Exercício 1 » No texto sobre o jardim Manuel Bivar e a doca, por que motivo estava seco o lago do jardim? Responda em uma ou duas frases.
Exercício 2 »
Responda a estas perguntas com base no texto sobre o jardim Manuel Bivar e a doca:
(a) Em que época se plantou o jardim Manuel Bivar?
(b) Que nome tinha o barracão erguido ao lado das bombas de água potável?
(c) Em que ano e estação teve lugar a inauguração do obelisco a Ferreira de Almeida?
Exercício 3 » Prossiga o texto sobre o jardim Manuel Bivar e a doca a partir da última frase apresentada.

### Texto da página

No fim do século XIX, na fachada oeste e SW do burgo plantou-se o jardim Manuel Bivar que foi dotado com um lago que ainda me lembro de ver, mas seco, pois não se enfrentara o problema do respectivo abastecimento de água. O esboço de uma avenida traçada na direcção da estação ferroviária, alongava-se paralelamente à doca e ao estaleiro naval situado na extremidade NW deste. Ao longo da avenida, duas filas de palmeiras, que a falta de civismo, nesse tempo, como agora, não consentiu que se fizessem adultas – punham uma nota campestre no aspecto ribeirinho do sítio. Junto da doca , em frente da Alfândega, existia um sistema de bombas de água potável ao lado das quais se erguia um barracão – o “Repeso do Carvão” – onde estavam instalados serviços fiscais da Câmara. Foi no Verão de 1910, e integrada em grandes festejos que se faziam na cidade, que teve lugar a inauguração do obelisco a Ferreira de Almeida, obra desenhada por um professor da Escola de Desenho, de nacionalidade austríaca – a figura, muito conhecida na cidade, do Sr. Haussman.

######
### Material

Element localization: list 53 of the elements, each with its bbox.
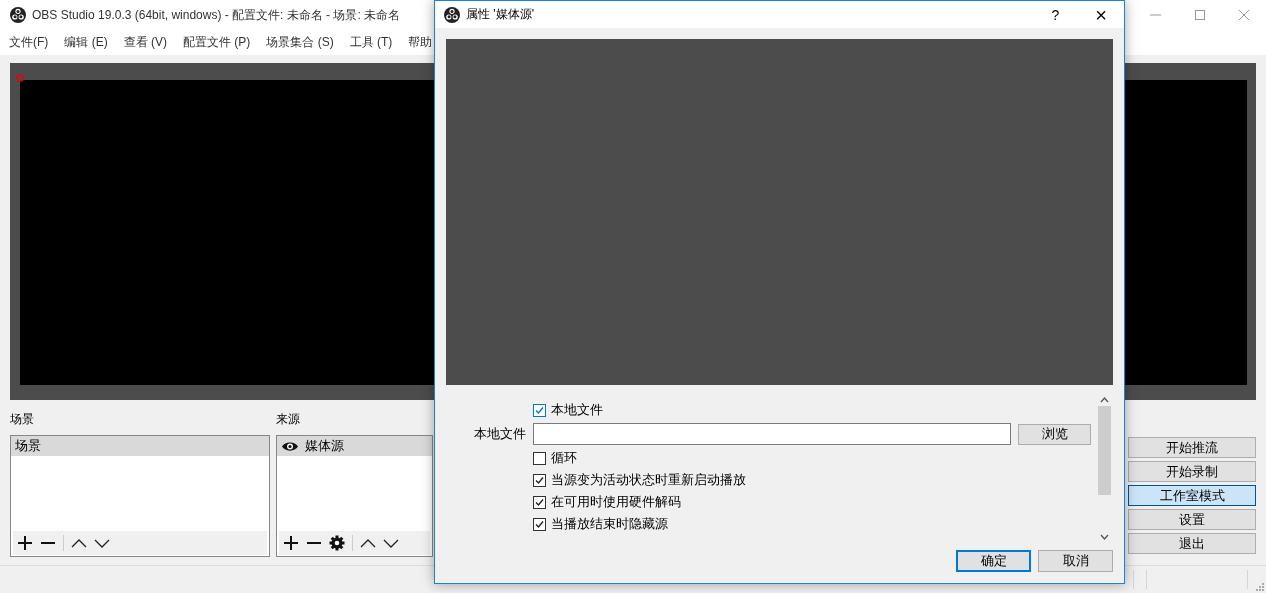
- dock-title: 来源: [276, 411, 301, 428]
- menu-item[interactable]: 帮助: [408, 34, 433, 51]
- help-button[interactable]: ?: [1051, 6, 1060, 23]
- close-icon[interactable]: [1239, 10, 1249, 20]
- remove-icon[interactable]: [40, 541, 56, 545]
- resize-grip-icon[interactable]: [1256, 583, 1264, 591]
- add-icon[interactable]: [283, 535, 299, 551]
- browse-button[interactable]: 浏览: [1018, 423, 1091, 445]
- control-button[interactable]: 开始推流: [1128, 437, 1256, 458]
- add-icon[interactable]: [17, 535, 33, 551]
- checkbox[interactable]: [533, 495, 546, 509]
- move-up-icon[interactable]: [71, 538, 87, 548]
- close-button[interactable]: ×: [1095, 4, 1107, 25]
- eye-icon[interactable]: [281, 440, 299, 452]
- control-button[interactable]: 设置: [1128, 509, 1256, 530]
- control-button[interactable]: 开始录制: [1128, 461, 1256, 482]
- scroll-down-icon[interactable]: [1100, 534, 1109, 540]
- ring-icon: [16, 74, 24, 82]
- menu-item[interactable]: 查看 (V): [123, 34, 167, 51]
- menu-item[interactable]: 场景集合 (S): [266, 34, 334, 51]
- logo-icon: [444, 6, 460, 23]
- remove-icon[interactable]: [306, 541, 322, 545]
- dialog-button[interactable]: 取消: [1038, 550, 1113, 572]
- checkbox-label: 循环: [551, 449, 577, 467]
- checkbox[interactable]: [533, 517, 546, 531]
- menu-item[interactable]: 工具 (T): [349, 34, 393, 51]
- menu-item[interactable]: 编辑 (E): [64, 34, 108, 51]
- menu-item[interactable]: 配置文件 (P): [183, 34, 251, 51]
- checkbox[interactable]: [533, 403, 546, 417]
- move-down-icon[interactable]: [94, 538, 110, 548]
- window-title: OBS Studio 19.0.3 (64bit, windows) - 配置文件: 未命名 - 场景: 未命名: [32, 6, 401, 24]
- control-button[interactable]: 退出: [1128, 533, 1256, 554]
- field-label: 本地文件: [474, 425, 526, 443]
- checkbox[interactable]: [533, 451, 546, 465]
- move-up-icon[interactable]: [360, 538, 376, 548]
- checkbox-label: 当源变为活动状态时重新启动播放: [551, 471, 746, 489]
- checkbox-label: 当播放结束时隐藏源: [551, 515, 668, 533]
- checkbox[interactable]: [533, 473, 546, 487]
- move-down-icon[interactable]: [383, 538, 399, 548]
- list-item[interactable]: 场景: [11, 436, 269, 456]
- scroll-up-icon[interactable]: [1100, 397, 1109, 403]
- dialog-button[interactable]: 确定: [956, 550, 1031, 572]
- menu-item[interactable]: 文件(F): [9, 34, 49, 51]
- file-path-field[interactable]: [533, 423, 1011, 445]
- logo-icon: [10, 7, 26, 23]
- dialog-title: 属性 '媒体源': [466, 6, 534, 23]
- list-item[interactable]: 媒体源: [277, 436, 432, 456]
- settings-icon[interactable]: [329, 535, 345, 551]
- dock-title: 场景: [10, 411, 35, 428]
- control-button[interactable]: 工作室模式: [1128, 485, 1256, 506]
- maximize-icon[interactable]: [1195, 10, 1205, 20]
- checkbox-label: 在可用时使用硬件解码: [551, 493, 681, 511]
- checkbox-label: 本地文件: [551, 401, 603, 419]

######

Resolução 1 » O lago estava seco porque não se tinha enfrentado o problema do respectivo abastecimento de água.

Resolução 2 »
(a) No fim do século XIX.
(b) "Repeso do Carvão".
(c) No Verão de 1910.

Resolução 3 »
Embora dominassem como atrás disse, as moradias de rés-do-chão, na parte baixa da cidade, na Vila-a-Dentro, e na zona de S. Pedro havia muitas habitações de 1º andar que eram, em geral, pertença de proprietários rurais que se haviam instalado no burgo. Eram edifícios com uma estrutura típica característica de tais moradores: um andar nobre residencial (raramente dois andares), um rés-do-chão para recolha de produtos do campo e um grande quintal para resguardo de carros com compartimentos anexos para os animais. Assim eram, por exemplo, as casas do cônsul Crispim na Rua de S. Pedro, o Palácio Bívar, a casa manuelina da esquina da Rua do Compromisso com a travessa do Capitão-Mor, etc.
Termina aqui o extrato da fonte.